• _CHALLENGE_
Copy every line that contains the string "Owner" from the entries below.

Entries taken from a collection
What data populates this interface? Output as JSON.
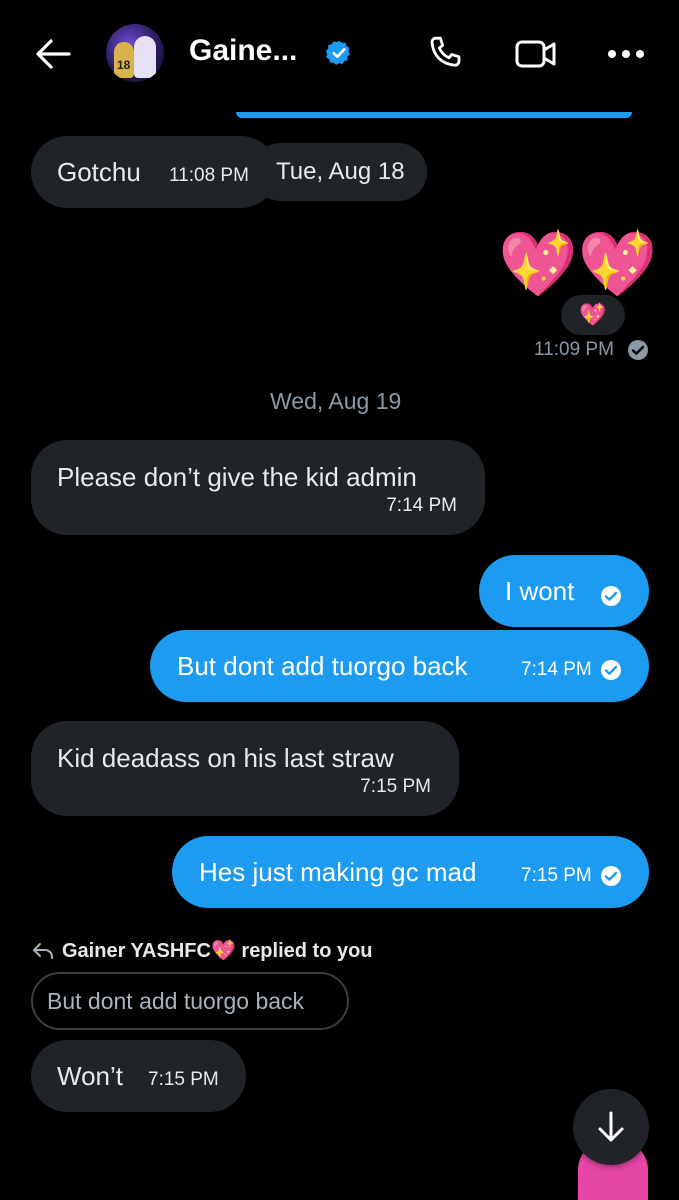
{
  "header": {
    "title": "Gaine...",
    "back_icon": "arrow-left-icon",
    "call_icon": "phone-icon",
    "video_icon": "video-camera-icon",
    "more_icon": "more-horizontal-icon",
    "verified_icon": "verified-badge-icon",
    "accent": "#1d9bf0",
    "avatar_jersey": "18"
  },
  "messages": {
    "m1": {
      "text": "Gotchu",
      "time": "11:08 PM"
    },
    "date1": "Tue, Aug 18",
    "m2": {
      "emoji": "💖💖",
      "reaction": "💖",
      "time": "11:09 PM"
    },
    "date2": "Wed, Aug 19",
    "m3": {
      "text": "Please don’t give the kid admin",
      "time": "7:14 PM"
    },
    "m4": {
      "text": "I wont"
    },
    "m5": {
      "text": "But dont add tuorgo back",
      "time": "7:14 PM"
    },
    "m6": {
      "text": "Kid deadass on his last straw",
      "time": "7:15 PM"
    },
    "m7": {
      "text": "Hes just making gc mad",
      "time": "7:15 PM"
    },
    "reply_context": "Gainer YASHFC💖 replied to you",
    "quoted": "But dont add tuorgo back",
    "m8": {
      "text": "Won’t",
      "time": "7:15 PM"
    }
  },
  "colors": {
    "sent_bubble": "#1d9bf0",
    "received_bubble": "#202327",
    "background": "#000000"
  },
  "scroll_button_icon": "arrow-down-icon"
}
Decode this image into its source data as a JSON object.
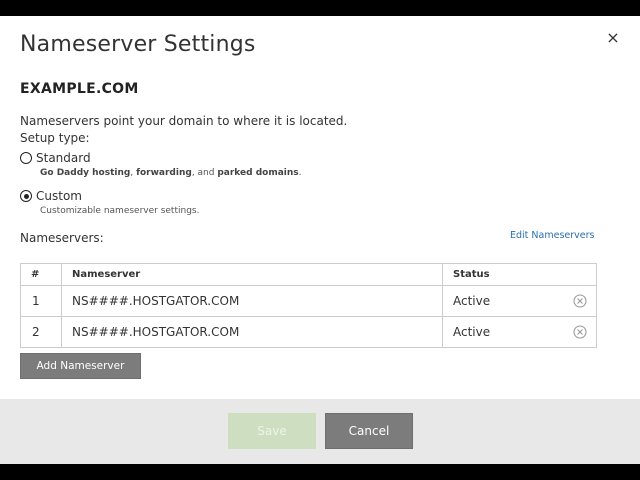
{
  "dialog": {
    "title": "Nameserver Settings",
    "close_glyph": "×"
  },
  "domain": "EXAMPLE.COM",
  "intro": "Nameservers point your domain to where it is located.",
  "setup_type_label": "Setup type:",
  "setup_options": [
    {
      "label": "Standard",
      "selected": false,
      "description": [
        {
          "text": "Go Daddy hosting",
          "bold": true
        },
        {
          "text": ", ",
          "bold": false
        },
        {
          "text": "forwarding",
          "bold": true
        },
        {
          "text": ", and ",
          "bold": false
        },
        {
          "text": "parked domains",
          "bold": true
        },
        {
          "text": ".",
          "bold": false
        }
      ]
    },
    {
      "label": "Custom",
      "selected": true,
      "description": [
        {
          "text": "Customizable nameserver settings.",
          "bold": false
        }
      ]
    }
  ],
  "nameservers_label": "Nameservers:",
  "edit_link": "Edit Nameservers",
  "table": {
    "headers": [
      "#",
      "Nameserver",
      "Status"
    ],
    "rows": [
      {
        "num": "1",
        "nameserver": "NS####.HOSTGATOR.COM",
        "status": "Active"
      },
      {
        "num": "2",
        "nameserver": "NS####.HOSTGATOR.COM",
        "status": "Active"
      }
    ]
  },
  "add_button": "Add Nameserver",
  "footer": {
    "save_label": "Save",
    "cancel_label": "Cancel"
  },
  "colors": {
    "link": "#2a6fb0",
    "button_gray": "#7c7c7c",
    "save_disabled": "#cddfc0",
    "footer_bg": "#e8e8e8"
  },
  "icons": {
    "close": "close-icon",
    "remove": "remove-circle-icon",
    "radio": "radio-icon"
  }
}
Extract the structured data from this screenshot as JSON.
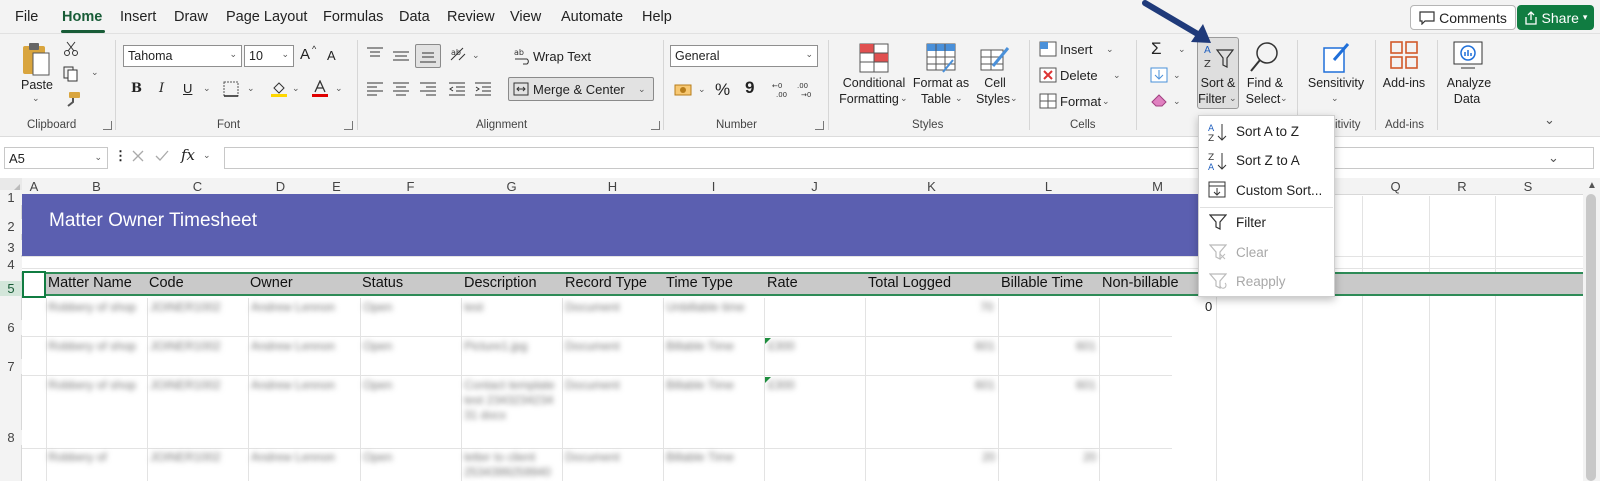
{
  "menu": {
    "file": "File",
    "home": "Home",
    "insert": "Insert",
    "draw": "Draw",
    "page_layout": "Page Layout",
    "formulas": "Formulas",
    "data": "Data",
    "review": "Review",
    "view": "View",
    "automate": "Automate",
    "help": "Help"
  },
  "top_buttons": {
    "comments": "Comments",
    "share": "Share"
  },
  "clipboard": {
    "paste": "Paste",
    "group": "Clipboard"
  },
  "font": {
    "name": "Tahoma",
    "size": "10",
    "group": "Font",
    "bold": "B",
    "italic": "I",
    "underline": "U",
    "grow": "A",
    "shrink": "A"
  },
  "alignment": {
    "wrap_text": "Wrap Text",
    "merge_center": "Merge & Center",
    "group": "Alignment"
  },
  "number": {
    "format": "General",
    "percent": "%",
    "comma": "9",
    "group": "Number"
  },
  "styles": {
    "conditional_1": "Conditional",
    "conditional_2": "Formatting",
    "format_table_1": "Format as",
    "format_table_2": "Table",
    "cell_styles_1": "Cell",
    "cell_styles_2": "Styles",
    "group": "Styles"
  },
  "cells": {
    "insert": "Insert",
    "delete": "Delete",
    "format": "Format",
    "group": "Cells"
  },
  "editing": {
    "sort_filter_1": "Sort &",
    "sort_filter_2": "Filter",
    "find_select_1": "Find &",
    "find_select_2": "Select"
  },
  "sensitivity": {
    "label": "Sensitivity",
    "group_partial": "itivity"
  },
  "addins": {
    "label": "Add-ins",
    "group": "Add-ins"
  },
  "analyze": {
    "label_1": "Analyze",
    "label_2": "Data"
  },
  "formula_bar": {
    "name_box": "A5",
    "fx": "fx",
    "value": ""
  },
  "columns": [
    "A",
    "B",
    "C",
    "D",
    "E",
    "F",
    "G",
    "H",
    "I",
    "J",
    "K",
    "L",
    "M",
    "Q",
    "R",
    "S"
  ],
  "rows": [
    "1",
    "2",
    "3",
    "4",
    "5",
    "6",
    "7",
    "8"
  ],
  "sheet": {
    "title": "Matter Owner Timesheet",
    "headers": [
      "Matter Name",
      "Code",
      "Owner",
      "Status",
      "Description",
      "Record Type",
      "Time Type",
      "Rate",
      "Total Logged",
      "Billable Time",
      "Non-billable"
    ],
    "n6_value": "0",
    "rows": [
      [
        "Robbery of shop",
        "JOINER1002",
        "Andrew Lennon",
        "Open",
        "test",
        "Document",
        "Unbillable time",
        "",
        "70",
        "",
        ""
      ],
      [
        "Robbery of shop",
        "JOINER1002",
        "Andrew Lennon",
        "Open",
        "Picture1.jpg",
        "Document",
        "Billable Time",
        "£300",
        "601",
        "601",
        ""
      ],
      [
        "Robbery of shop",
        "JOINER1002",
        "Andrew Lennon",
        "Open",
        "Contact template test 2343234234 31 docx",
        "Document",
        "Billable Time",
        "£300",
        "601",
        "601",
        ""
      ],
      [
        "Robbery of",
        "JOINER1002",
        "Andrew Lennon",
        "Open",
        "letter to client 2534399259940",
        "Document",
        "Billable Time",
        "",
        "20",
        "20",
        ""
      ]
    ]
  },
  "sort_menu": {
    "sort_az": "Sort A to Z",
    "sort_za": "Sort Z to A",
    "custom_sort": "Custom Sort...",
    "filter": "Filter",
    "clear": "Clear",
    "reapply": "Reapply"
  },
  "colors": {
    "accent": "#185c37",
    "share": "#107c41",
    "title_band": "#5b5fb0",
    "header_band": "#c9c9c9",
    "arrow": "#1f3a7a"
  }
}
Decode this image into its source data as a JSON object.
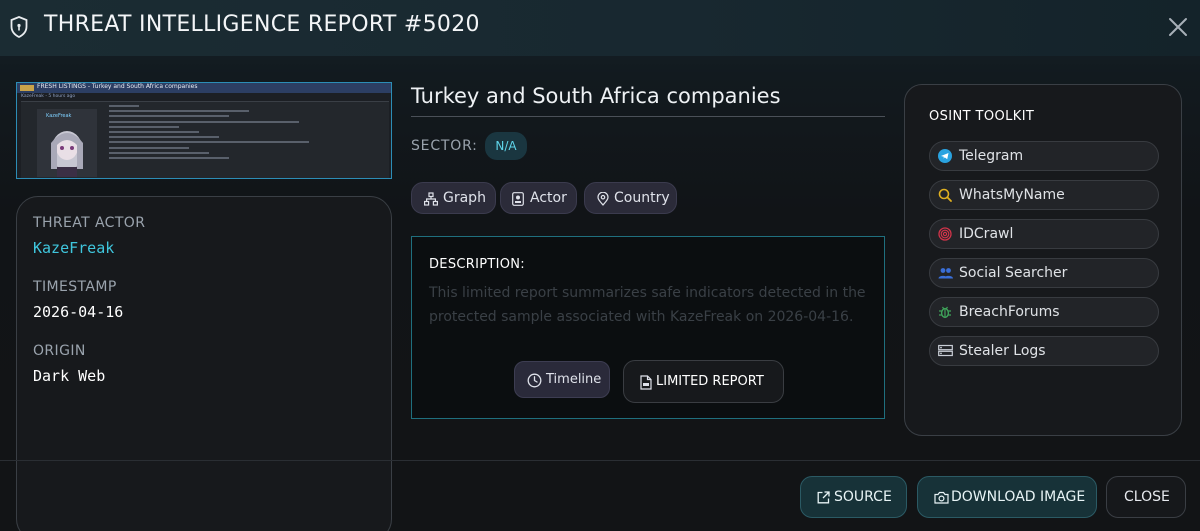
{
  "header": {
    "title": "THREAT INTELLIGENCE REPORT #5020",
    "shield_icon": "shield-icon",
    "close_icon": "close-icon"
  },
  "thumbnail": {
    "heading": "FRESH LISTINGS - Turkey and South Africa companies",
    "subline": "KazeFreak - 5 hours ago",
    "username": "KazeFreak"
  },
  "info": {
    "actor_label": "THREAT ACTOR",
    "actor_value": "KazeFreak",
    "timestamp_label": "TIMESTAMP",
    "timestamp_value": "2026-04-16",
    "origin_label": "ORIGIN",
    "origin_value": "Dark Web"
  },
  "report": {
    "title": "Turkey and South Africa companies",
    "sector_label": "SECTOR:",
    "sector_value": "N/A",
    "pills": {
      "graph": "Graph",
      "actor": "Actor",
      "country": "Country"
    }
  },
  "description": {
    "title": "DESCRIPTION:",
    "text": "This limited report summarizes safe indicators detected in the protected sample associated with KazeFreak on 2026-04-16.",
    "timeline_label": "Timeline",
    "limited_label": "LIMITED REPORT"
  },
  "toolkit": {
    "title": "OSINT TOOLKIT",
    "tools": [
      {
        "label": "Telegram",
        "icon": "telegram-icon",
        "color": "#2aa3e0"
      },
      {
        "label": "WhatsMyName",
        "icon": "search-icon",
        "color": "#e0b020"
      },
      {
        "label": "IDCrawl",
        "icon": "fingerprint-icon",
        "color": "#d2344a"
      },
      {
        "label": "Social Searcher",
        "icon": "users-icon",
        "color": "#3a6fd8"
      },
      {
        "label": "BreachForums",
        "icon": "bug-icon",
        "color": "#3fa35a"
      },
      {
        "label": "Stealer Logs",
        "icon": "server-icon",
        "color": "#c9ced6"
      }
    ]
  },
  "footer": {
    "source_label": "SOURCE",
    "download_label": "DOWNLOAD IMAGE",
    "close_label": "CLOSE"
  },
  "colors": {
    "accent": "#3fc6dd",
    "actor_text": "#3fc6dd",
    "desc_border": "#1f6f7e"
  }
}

• _SOLUTION FOR THIS PROBLEM_
    "title": "Matter Owner Timesheet",
      "Owner",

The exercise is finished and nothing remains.